--- start ---

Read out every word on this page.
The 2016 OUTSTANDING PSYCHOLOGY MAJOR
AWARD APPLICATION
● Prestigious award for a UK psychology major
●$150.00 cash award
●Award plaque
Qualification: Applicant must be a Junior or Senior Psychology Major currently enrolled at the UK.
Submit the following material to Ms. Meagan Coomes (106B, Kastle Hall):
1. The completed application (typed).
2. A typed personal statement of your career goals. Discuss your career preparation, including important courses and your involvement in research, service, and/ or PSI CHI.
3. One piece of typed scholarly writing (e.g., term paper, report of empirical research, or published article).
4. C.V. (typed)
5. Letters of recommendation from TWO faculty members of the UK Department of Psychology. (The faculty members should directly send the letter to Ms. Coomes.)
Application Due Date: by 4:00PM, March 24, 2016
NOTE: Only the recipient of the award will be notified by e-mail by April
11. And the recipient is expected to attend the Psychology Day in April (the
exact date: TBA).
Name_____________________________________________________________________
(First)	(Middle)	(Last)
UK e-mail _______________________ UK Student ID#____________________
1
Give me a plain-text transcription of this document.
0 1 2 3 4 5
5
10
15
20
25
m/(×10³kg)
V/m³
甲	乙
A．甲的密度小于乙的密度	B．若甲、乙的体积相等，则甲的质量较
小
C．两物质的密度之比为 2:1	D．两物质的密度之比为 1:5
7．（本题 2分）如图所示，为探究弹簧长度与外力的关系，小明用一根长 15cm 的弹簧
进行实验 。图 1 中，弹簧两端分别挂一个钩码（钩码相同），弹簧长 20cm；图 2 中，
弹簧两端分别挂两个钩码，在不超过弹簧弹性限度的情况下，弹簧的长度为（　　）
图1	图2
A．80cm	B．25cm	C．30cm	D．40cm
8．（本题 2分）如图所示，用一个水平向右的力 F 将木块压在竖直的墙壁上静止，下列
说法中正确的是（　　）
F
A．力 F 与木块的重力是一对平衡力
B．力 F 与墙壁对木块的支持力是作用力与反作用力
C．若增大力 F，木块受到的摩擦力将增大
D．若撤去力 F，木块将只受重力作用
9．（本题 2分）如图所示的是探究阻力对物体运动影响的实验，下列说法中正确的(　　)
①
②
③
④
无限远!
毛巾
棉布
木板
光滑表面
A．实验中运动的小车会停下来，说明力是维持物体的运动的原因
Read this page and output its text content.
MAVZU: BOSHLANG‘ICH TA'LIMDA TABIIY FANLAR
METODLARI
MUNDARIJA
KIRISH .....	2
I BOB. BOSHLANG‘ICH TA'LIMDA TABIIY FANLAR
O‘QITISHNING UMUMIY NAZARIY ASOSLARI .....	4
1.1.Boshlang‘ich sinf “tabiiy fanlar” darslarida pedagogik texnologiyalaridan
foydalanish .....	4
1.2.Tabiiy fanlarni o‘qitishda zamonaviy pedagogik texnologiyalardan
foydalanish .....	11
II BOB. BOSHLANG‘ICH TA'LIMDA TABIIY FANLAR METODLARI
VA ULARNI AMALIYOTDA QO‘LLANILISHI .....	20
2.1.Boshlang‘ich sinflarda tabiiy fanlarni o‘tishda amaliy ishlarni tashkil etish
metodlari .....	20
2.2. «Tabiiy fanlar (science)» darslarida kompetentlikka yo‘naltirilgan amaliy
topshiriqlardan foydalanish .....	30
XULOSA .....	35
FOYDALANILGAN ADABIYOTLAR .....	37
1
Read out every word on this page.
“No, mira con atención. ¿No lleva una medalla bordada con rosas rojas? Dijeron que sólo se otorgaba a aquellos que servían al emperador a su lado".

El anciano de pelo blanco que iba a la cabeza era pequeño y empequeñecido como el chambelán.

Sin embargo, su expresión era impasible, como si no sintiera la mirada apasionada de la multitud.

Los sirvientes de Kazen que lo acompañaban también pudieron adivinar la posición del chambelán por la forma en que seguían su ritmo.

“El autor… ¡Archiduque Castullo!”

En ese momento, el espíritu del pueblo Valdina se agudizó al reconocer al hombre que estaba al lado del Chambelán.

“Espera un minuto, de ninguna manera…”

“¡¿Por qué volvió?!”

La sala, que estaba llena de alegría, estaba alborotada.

--- end ---

Requirements:
Write out every line of the material again, exactly as it reads.

Answer to this exercise:
Read out every word on this page.
The 2016 OUTSTANDING PSYCHOLOGY MAJOR
AWARD APPLICATION
● Prestigious award for a UK psychology major
●$150.00 cash award
●Award plaque
Qualification: Applicant must be a Junior or Senior Psychology Major currently enrolled at the UK.
Submit the following material to Ms. Meagan Coomes (106B, Kastle Hall):
1. The completed application (typed).
2. A typed personal statement of your career goals. Discuss your career preparation, including important courses and your involvement in research, service, and/ or PSI CHI.
3. One piece of typed scholarly writing (e.g., term paper, report of empirical research, or published article).
4. C.V. (typed)
5. Letters of recommendation from TWO faculty members of the UK Department of Psychology. (The faculty members should directly send the letter to Ms. Coomes.)
Application Due Date: by 4:00PM, March 24, 2016
NOTE: Only the recipient of the award will be notified by e-mail by April
11. And the recipient is expected to attend the Psychology Day in April (the
exact date: TBA).
Name_____________________________________________________________________
(First)	(Middle)	(Last)
UK e-mail _______________________ UK Student ID#____________________
1
Give me a plain-text transcription of this document.
0 1 2 3 4 5
5
10
15
20
25
m/(×10³kg)
V/m³
甲	乙
A．甲的密度小于乙的密度	B．若甲、乙的体积相等，则甲的质量较
小
C．两物质的密度之比为 2:1	D．两物质的密度之比为 1:5
7．（本题 2分）如图所示，为探究弹簧长度与外力的关系，小明用一根长 15cm 的弹簧
进行实验 。图 1 中，弹簧两端分别挂一个钩码（钩码相同），弹簧长 20cm；图 2 中，
弹簧两端分别挂两个钩码，在不超过弹簧弹性限度的情况下，弹簧的长度为（　　）
图1	图2
A．80cm	B．25cm	C．30cm	D．40cm
8．（本题 2分）如图所示，用一个水平向右的力 F 将木块压在竖直的墙壁上静止，下列
说法中正确的是（　　）
F
A．力 F 与木块的重力是一对平衡力
B．力 F 与墙壁对木块的支持力是作用力与反作用力
C．若增大力 F，木块受到的摩擦力将增大
D．若撤去力 F，木块将只受重力作用
9．（本题 2分）如图所示的是探究阻力对物体运动影响的实验，下列说法中正确的(　　)
①
②
③
④
无限远!
毛巾
棉布
木板
光滑表面
A．实验中运动的小车会停下来，说明力是维持物体的运动的原因
Read this page and output its text content.
MAVZU: BOSHLANG‘ICH TA'LIMDA TABIIY FANLAR
METODLARI
MUNDARIJA
KIRISH .....	2
I BOB. BOSHLANG‘ICH TA'LIMDA TABIIY FANLAR
O‘QITISHNING UMUMIY NAZARIY ASOSLARI .....	4
1.1.Boshlang‘ich sinf “tabiiy fanlar” darslarida pedagogik texnologiyalaridan
foydalanish .....	4
1.2.Tabiiy fanlarni o‘qitishda zamonaviy pedagogik texnologiyalardan
foydalanish .....	11
II BOB. BOSHLANG‘ICH TA'LIMDA TABIIY FANLAR METODLARI
VA ULARNI AMALIYOTDA QO‘LLANILISHI .....	20
2.1.Boshlang‘ich sinflarda tabiiy fanlarni o‘tishda amaliy ishlarni tashkil etish
metodlari .....	20
2.2. «Tabiiy fanlar (science)» darslarida kompetentlikka yo‘naltirilgan amaliy
topshiriqlardan foydalanish .....	30
XULOSA .....	35
FOYDALANILGAN ADABIYOTLAR .....	37
1
Read out every word on this page.
“No, mira con atención. ¿No lleva una medalla bordada con rosas rojas? Dijeron que sólo se otorgaba a aquellos que servían al emperador a su lado".

El anciano de pelo blanco que iba a la cabeza era pequeño y empequeñecido como el chambelán.

Sin embargo, su expresión era impasible, como si no sintiera la mirada apasionada de la multitud.

Los sirvientes de Kazen que lo acompañaban también pudieron adivinar la posición del chambelán por la forma en que seguían su ritmo.

“El autor… ¡Archiduque Castullo!”

En ese momento, el espíritu del pueblo Valdina se agudizó al reconocer al hombre que estaba al lado del Chambelán.

“Espera un minuto, de ninguna manera…”

“¡¿Por qué volvió?!”

La sala, que estaba llena de alegría, estaba alborotada.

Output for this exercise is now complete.